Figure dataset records

---------------

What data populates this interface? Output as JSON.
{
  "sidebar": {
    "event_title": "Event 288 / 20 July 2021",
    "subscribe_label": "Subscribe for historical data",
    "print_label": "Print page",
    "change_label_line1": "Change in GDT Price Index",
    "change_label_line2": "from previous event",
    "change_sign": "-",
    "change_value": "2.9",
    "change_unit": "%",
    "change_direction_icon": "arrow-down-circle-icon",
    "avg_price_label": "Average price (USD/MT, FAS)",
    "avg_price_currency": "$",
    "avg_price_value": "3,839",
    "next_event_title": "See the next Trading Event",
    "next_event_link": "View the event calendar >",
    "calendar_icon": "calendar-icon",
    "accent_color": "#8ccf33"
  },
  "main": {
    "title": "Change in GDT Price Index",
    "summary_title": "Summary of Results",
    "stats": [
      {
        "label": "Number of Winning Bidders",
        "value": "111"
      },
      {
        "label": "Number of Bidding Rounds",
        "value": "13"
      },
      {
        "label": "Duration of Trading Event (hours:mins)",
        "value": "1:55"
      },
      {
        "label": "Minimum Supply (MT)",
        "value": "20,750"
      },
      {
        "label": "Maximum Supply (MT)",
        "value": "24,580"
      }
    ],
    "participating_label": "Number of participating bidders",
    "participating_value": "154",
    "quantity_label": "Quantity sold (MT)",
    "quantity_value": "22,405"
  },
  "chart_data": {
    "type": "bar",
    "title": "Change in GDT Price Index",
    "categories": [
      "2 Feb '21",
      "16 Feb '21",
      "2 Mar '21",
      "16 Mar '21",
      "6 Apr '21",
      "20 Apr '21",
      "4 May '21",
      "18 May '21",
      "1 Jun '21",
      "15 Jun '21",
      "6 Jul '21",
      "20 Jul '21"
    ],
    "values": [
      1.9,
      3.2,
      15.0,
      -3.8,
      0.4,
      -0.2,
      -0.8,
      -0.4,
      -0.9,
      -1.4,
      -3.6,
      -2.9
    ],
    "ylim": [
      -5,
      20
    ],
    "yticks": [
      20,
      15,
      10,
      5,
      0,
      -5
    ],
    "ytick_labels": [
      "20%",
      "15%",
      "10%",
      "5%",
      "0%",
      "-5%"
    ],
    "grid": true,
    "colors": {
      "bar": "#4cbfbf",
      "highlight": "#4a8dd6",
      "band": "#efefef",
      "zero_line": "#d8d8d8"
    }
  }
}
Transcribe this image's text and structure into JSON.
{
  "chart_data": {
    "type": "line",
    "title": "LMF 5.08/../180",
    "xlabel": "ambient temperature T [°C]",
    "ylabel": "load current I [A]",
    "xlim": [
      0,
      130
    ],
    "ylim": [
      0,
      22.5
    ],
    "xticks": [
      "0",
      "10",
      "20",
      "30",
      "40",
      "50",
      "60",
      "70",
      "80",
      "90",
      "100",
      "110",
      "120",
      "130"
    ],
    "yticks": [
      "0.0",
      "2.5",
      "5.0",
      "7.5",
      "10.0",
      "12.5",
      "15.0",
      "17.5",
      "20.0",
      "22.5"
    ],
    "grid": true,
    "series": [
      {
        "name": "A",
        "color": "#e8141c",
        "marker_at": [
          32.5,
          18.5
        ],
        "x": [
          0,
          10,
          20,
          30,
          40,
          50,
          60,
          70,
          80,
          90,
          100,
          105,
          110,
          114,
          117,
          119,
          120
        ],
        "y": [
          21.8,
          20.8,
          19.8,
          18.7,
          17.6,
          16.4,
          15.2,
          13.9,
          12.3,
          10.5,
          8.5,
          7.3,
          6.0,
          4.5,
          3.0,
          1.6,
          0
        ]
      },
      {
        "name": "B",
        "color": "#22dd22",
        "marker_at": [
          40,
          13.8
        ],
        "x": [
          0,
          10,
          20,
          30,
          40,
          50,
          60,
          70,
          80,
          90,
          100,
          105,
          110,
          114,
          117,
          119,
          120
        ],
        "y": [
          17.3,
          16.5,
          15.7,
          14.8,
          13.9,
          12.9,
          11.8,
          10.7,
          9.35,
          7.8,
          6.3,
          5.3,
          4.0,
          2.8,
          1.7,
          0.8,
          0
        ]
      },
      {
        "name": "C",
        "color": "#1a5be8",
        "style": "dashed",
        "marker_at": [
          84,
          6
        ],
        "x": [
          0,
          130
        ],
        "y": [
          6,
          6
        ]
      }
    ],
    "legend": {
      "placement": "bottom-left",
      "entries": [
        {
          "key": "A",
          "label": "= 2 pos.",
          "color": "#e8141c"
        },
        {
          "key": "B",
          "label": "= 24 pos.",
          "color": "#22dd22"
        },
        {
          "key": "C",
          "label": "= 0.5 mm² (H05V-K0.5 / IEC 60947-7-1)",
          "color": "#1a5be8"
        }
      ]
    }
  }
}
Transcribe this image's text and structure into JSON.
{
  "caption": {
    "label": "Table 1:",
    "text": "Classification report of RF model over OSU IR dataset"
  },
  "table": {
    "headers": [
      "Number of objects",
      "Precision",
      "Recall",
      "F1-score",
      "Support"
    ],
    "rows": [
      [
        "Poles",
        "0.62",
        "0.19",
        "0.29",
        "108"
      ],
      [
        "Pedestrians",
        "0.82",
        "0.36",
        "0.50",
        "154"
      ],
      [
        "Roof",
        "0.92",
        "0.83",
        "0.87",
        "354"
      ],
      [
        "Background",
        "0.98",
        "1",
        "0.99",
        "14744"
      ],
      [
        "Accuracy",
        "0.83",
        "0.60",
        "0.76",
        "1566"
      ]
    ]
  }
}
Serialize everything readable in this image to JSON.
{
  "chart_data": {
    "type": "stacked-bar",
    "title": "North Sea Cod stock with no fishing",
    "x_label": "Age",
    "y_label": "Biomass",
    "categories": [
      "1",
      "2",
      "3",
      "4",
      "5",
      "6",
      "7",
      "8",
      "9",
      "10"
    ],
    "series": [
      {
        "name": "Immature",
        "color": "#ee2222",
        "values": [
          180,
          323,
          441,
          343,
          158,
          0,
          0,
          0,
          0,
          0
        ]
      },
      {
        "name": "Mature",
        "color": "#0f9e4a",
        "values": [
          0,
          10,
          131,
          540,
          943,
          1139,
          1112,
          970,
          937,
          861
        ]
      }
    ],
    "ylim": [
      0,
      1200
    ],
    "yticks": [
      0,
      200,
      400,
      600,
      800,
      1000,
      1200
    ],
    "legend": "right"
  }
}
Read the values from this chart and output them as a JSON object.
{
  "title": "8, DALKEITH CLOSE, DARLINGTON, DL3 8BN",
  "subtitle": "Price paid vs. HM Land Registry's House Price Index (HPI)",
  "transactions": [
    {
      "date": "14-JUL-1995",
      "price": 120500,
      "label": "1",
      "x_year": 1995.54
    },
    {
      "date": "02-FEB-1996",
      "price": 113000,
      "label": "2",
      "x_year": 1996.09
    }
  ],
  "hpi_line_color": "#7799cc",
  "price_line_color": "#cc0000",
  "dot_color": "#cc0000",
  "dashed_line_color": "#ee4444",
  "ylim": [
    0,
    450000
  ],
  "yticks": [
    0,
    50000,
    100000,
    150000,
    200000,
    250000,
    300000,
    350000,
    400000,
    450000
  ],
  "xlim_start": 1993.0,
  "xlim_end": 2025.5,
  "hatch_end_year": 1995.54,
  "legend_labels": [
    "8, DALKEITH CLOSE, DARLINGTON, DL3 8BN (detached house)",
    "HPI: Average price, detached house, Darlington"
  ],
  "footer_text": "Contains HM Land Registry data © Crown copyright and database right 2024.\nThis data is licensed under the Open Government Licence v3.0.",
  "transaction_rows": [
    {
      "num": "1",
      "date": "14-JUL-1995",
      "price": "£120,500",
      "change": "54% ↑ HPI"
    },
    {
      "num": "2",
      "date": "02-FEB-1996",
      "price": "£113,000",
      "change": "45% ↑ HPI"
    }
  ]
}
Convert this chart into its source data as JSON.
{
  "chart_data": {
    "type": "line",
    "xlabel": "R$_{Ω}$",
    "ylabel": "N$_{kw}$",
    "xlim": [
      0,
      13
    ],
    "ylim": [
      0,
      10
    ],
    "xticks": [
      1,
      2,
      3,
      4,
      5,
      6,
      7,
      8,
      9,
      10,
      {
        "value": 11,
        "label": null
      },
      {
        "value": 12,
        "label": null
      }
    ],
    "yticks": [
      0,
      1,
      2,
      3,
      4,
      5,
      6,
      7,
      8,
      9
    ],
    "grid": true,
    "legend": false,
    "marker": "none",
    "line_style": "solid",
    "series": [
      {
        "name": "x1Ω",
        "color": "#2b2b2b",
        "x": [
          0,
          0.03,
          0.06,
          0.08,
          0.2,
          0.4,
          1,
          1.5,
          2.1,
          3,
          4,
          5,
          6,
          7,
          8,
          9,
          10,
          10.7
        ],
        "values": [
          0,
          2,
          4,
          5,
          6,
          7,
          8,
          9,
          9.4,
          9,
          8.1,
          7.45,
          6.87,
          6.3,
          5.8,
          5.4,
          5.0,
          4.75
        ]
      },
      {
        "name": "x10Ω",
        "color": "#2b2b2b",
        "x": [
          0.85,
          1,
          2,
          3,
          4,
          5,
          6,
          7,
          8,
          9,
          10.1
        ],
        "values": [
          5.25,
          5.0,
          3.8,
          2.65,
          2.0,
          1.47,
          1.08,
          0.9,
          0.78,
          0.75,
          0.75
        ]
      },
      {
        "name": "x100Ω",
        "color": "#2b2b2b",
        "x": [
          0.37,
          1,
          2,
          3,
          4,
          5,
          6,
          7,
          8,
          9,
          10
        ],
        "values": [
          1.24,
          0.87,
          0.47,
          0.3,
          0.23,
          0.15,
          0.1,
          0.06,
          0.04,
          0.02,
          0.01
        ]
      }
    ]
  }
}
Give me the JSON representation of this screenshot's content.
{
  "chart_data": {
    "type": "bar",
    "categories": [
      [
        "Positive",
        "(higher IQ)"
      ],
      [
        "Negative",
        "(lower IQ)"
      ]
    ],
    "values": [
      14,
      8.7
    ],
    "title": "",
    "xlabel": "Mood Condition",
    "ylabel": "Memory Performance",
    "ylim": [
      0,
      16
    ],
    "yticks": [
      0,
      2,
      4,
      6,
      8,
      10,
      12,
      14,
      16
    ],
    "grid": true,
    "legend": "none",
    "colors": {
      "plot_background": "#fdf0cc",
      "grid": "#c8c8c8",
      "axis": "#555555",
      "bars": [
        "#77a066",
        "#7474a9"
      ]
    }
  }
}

---------------

REQUIRED TASK:
Check each line of the records for the word "CLOSE", and show the lines that contain it.

EXERCISE RESULT:
  "title": "8, DALKEITH CLOSE, DARLINGTON, DL3 8BN",
    "8, DALKEITH CLOSE, DARLINGTON, DL3 8BN (detached house)",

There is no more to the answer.